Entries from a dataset
-*-

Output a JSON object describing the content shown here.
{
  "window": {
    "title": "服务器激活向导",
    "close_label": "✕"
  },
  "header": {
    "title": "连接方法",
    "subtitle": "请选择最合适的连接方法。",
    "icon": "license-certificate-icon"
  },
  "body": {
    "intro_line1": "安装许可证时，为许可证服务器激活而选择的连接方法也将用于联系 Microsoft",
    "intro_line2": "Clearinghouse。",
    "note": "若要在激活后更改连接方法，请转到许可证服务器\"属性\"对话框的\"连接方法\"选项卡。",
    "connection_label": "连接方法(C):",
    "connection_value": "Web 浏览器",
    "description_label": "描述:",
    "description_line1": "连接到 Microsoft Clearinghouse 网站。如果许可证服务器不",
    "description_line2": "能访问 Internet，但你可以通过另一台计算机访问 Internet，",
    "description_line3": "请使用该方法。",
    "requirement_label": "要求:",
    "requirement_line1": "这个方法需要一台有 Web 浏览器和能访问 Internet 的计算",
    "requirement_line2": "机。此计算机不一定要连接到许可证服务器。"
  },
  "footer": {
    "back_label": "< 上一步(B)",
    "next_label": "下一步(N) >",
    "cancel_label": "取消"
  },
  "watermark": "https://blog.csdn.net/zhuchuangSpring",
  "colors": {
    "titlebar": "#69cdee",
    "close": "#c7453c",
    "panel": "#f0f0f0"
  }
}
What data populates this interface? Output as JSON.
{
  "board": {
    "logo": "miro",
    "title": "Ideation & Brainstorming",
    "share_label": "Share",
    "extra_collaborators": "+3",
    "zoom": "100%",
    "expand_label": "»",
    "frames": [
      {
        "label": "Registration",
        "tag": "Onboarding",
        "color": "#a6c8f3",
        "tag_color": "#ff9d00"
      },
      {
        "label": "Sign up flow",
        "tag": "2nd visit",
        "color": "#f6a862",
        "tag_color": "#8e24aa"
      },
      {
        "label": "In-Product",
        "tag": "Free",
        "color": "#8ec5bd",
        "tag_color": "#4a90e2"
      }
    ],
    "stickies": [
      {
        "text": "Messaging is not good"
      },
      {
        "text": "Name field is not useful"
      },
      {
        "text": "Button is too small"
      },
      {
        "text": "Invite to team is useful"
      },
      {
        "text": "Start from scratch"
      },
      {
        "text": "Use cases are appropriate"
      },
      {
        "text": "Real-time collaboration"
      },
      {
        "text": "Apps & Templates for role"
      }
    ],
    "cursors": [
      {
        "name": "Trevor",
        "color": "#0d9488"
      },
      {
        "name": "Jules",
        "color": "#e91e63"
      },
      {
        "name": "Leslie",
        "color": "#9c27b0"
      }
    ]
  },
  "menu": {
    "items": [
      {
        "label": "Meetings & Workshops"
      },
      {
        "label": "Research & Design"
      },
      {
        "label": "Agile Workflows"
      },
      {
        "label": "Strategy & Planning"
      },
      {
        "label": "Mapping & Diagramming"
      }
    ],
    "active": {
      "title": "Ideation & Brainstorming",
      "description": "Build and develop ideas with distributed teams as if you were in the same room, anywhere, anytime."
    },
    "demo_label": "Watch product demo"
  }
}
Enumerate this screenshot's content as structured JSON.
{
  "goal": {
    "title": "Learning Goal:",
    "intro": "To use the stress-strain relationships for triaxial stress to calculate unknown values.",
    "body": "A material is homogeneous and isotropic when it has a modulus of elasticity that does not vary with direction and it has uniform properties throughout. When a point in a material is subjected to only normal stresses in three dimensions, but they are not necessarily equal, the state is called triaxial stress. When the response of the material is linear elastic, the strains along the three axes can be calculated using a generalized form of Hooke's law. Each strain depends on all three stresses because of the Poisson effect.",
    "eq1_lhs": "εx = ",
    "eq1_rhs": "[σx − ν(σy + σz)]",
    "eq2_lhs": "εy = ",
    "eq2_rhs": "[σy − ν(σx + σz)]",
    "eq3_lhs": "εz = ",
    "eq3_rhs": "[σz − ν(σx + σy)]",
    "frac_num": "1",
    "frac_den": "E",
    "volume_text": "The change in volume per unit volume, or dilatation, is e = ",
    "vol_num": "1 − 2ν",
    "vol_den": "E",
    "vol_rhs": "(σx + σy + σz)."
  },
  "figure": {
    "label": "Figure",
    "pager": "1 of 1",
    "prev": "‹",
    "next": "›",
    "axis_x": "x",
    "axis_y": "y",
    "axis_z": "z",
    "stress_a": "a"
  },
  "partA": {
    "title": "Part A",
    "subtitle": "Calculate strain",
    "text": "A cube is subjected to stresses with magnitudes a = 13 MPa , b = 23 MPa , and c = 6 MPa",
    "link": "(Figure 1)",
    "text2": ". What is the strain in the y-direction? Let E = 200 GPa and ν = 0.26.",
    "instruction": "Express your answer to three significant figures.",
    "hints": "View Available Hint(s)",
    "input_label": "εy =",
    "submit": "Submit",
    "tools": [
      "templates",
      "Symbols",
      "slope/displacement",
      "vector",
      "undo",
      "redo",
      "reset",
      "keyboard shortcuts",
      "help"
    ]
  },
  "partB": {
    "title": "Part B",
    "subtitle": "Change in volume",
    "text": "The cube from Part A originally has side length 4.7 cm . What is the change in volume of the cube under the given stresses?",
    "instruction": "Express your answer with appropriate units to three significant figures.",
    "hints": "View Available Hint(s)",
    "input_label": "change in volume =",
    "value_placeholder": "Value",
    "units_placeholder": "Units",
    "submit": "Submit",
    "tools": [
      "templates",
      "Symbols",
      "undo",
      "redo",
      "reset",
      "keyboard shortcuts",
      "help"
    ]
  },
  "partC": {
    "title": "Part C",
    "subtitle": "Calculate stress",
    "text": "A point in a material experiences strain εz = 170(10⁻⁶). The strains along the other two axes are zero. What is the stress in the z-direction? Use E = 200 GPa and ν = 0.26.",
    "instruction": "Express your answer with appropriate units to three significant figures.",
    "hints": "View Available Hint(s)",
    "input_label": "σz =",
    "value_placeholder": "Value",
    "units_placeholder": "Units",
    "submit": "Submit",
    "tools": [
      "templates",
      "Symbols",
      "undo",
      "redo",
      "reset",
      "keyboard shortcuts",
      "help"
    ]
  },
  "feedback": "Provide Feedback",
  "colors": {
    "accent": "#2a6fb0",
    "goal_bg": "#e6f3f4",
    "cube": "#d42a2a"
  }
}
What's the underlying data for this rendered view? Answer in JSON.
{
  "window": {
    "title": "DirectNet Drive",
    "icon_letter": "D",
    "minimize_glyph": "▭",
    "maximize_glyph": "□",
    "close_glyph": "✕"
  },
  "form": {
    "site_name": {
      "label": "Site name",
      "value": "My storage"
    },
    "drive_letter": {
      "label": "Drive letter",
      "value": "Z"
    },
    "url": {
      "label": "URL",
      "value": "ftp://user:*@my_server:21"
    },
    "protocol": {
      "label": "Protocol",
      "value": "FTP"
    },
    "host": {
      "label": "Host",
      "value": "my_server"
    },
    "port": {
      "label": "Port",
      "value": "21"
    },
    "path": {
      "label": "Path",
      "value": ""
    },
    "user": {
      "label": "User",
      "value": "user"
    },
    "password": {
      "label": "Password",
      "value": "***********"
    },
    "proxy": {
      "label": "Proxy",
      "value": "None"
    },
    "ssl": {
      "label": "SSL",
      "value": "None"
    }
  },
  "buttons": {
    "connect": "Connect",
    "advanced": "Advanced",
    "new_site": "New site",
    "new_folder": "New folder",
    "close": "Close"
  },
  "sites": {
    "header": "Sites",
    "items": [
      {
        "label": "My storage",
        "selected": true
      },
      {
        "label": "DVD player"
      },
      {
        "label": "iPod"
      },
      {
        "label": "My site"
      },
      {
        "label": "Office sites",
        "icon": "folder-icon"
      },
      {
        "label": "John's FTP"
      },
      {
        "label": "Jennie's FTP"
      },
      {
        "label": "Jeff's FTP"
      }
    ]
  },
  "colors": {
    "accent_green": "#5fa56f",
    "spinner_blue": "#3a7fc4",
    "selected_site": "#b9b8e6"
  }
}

-*-

What the exercise asks:
Search the lines above for the string "triaxial" and copy each line that has it.

Exercise result:
    "intro": "To use the stress-strain relationships for triaxial stress to calculate unknown values.",
    "body": "A material is homogeneous and isotropic when it has a modulus of elasticity that does not vary with direction and it has uniform properties throughout. When a point in a material is subjected to only normal stresses in three dimensions, but they are not necessarily equal, the state is called triaxial stress. When the response of the material is linear elastic, the strains along the three axes can be calculated using a generalized form of Hooke's law. Each strain depends on all three stresses because of the Poisson effect.",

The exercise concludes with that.